_Directions_:
Each record below is to be reproduced without any change.

_Listing_:
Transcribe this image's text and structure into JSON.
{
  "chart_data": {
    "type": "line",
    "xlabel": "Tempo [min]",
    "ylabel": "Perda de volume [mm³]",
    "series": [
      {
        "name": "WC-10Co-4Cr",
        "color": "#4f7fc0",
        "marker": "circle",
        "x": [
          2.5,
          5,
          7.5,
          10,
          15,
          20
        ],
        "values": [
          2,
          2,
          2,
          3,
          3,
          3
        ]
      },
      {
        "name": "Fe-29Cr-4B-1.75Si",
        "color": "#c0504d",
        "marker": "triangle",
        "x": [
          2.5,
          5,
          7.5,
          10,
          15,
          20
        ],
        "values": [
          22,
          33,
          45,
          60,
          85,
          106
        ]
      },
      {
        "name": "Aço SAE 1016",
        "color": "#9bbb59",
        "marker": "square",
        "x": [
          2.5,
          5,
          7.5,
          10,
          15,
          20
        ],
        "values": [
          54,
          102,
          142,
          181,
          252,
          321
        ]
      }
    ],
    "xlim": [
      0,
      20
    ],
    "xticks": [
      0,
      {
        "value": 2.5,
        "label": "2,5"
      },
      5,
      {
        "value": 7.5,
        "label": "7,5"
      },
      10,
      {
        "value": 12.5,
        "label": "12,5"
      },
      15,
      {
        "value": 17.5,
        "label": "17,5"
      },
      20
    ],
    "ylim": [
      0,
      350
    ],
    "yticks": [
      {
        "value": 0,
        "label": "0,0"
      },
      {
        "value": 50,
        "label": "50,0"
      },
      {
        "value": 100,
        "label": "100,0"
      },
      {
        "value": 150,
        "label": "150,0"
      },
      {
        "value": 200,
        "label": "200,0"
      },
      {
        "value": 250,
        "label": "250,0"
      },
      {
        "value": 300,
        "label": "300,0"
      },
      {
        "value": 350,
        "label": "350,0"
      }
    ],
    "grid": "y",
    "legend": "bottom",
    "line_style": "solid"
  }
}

_Response to this exercise_:
Transcribe this image's text and structure into JSON.
{
  "chart_data": {
    "type": "line",
    "xlabel": "Tempo [min]",
    "ylabel": "Perda de volume [mm³]",
    "series": [
      {
        "name": "WC-10Co-4Cr",
        "color": "#4f7fc0",
        "marker": "circle",
        "x": [
          2.5,
          5,
          7.5,
          10,
          15,
          20
        ],
        "values": [
          2,
          2,
          2,
          3,
          3,
          3
        ]
      },
      {
        "name": "Fe-29Cr-4B-1.75Si",
        "color": "#c0504d",
        "marker": "triangle",
        "x": [
          2.5,
          5,
          7.5,
          10,
          15,
          20
        ],
        "values": [
          22,
          33,
          45,
          60,
          85,
          106
        ]
      },
      {
        "name": "Aço SAE 1016",
        "color": "#9bbb59",
        "marker": "square",
        "x": [
          2.5,
          5,
          7.5,
          10,
          15,
          20
        ],
        "values": [
          54,
          102,
          142,
          181,
          252,
          321
        ]
      }
    ],
    "xlim": [
      0,
      20
    ],
    "xticks": [
      0,
      {
        "value": 2.5,
        "label": "2,5"
      },
      5,
      {
        "value": 7.5,
        "label": "7,5"
      },
      10,
      {
        "value": 12.5,
        "label": "12,5"
      },
      15,
      {
        "value": 17.5,
        "label": "17,5"
      },
      20
    ],
    "ylim": [
      0,
      350
    ],
    "yticks": [
      {
        "value": 0,
        "label": "0,0"
      },
      {
        "value": 50,
        "label": "50,0"
      },
      {
        "value": 100,
        "label": "100,0"
      },
      {
        "value": 150,
        "label": "150,0"
      },
      {
        "value": 200,
        "label": "200,0"
      },
      {
        "value": 250,
        "label": "250,0"
      },
      {
        "value": 300,
        "label": "300,0"
      },
      {
        "value": 350,
        "label": "350,0"
      }
    ],
    "grid": "y",
    "legend": "bottom",
    "line_style": "solid"
  }
}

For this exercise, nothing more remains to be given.